- **Aim of the task**
Output the material below unchanged, apart from leaving out the pictures.

+++ Excerpted records

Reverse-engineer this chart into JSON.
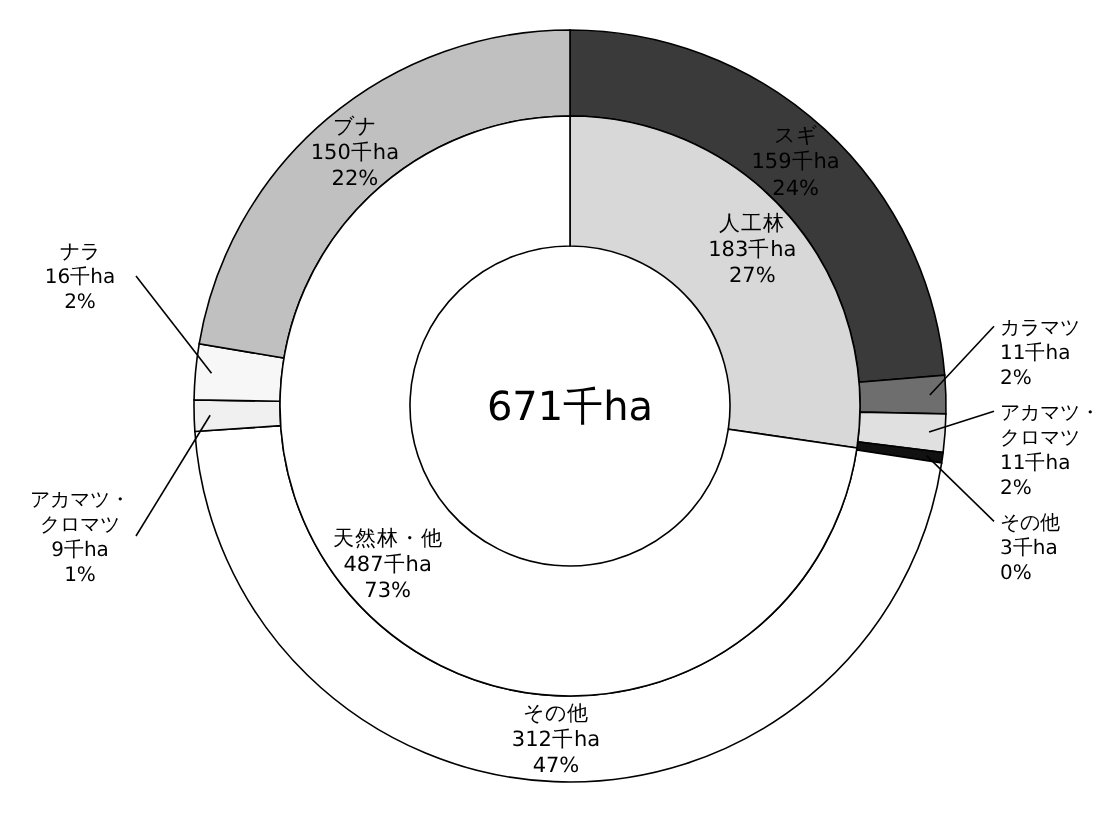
{
  "chart_data": [
    {
      "type": "donut",
      "categories": [
        "スギ",
        "カラマツ",
        "アカマツ・クロマツ",
        "その他",
        "その他",
        "アカマツ・クロマツ",
        "ナラ",
        "ブナ"
      ],
      "values": [
        159,
        11,
        11,
        3,
        312,
        9,
        16,
        150
      ],
      "colors": [
        "#3a3a3a",
        "#6e6e6e",
        "#e0e0e0",
        "#111111",
        "#ffffff",
        "#f0f0f0",
        "#f7f7f7",
        "#c0c0c0"
      ],
      "value_labels": [
        "159千ha\n24%",
        "11千ha\n2%",
        "11千ha\n2%",
        "3千ha\n0%",
        "312千ha\n47%",
        "9千ha\n1%",
        "16千ha\n2%",
        "150千ha\n22%"
      ]
    },
    {
      "type": "donut",
      "categories": [
        "人工林",
        "天然林・他"
      ],
      "values": [
        183,
        487
      ],
      "colors": [
        "#d8d8d8",
        "#ffffff"
      ],
      "value_labels": [
        "183千ha\n27%",
        "487千ha\n73%"
      ],
      "annotations": [
        "671千ha"
      ]
    }
  ]
}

++++++

- **Finished task**
Reverse-engineer this chart into JSON.
{
  "chart_data": [
    {
      "type": "donut",
      "categories": [
        "スギ",
        "カラマツ",
        "アカマツ・クロマツ",
        "その他",
        "その他",
        "アカマツ・クロマツ",
        "ナラ",
        "ブナ"
      ],
      "values": [
        159,
        11,
        11,
        3,
        312,
        9,
        16,
        150
      ],
      "colors": [
        "#3a3a3a",
        "#6e6e6e",
        "#e0e0e0",
        "#111111",
        "#ffffff",
        "#f0f0f0",
        "#f7f7f7",
        "#c0c0c0"
      ],
      "value_labels": [
        "159千ha\n24%",
        "11千ha\n2%",
        "11千ha\n2%",
        "3千ha\n0%",
        "312千ha\n47%",
        "9千ha\n1%",
        "16千ha\n2%",
        "150千ha\n22%"
      ]
    },
    {
      "type": "donut",
      "categories": [
        "人工林",
        "天然林・他"
      ],
      "values": [
        183,
        487
      ],
      "colors": [
        "#d8d8d8",
        "#ffffff"
      ],
      "value_labels": [
        "183千ha\n27%",
        "487千ha\n73%"
      ],
      "annotations": [
        "671千ha"
      ]
    }
  ]
}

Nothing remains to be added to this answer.